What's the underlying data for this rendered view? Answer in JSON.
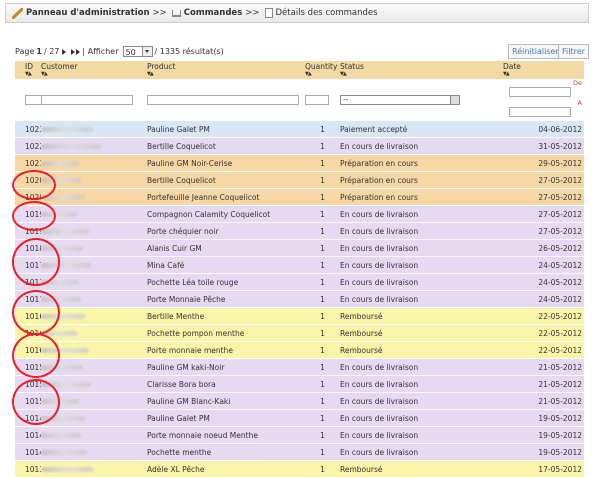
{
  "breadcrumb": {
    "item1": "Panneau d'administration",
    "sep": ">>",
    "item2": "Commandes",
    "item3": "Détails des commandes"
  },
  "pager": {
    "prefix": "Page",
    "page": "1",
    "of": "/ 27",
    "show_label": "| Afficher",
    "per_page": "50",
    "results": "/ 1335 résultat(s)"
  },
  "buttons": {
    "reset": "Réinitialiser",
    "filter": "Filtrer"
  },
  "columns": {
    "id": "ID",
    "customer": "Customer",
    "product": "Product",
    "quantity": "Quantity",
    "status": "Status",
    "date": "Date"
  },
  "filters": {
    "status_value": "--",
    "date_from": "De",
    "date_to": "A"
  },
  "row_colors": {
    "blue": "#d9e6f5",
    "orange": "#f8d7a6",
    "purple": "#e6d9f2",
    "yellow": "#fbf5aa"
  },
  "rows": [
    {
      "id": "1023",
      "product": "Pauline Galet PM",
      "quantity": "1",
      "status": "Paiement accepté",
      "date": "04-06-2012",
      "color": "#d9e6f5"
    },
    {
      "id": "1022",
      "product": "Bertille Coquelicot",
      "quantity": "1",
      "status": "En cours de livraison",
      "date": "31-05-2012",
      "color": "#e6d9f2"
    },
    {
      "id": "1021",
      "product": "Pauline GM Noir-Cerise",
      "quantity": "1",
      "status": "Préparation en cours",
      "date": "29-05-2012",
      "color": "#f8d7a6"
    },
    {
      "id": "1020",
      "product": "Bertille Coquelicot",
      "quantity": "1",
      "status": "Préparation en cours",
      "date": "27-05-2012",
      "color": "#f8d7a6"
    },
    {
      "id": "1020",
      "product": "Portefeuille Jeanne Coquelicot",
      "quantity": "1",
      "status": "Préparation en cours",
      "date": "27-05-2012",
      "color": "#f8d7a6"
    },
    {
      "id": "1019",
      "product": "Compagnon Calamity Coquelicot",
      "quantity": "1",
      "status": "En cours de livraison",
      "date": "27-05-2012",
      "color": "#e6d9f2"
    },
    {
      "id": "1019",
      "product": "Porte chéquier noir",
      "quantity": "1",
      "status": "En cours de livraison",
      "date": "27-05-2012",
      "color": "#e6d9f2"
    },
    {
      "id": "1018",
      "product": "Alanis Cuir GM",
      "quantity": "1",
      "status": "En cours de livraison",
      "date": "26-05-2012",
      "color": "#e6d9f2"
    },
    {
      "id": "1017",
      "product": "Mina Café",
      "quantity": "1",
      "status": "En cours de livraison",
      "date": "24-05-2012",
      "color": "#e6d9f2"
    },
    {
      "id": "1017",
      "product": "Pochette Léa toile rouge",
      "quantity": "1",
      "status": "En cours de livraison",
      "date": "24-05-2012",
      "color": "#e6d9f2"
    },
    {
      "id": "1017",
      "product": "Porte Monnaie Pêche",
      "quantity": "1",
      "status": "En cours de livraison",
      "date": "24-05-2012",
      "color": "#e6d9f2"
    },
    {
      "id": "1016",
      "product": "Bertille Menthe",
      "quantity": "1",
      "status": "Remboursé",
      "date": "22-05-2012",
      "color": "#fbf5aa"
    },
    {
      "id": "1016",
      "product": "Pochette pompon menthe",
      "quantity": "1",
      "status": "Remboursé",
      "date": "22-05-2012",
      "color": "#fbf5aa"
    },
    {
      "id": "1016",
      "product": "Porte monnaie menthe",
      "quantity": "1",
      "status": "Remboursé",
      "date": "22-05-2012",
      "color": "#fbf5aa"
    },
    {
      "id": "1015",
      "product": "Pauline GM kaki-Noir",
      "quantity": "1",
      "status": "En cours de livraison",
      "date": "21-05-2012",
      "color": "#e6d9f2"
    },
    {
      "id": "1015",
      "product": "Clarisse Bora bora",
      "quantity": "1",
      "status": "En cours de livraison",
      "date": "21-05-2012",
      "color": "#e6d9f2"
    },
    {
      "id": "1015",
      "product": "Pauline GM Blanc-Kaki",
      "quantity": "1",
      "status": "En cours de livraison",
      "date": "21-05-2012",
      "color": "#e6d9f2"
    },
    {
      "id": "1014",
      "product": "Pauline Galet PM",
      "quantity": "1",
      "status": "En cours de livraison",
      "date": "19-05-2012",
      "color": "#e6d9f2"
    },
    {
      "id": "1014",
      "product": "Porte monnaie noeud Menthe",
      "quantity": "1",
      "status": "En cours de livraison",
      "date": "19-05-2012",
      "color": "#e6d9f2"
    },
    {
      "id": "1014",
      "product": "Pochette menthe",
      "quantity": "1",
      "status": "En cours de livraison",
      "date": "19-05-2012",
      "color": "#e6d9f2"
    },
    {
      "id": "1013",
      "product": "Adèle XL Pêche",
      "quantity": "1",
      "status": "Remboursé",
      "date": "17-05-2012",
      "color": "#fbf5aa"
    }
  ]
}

==

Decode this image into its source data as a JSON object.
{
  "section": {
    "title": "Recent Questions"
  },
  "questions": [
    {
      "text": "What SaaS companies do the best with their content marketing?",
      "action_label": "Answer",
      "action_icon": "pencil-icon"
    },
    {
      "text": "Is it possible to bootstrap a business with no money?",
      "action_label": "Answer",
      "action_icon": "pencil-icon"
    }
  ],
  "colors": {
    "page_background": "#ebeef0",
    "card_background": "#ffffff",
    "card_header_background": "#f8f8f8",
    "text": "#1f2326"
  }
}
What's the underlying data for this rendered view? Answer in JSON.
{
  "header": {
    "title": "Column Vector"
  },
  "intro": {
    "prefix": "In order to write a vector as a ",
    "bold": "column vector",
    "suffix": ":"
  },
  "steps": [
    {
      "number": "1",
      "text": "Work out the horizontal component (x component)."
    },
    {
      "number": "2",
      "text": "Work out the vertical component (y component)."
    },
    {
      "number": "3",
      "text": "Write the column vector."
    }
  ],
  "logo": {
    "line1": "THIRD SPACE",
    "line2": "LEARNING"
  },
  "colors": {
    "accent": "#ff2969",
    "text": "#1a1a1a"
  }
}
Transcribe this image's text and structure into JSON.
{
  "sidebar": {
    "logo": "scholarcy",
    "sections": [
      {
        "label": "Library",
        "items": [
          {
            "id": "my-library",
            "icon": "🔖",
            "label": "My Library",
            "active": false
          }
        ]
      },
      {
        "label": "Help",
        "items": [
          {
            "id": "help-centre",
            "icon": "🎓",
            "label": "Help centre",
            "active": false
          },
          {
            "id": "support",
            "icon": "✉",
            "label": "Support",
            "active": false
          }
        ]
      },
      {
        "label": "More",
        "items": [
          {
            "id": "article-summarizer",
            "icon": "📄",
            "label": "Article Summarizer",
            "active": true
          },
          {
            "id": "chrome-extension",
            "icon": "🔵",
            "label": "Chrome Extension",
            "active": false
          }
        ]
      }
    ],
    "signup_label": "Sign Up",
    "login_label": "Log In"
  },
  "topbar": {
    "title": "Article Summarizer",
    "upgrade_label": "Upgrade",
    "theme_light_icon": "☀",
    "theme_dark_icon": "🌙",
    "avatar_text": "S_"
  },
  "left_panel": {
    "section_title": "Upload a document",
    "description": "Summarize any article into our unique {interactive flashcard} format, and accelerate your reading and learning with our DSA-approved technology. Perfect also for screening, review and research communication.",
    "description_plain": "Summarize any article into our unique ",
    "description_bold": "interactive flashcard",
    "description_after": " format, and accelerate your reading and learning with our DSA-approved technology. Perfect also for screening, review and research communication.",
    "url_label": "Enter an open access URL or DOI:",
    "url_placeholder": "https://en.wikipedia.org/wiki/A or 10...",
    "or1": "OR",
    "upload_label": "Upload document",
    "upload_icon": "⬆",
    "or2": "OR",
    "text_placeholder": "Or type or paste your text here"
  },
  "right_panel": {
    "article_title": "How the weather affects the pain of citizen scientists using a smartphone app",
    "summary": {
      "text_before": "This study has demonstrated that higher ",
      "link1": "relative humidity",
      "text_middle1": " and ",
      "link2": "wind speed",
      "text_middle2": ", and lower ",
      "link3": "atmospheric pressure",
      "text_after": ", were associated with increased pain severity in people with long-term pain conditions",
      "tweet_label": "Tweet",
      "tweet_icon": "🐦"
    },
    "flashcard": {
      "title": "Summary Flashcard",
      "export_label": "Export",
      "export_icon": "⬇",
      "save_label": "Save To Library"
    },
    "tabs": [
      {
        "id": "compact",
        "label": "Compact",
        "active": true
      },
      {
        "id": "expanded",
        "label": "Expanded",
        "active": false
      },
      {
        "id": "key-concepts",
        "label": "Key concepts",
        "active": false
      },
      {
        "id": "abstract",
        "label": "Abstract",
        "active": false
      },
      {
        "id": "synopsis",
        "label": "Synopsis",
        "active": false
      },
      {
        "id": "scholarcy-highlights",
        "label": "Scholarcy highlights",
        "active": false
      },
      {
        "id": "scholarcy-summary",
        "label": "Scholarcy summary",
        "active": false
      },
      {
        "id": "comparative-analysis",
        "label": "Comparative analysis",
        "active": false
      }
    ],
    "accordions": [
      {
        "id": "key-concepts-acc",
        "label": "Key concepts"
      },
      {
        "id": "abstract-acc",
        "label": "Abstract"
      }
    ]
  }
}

-- TO BE DONE --
State the number of lines in the preceding entries that include the word "Pauline". Provide nothing else.

-- COMPLETE ANSWER --
5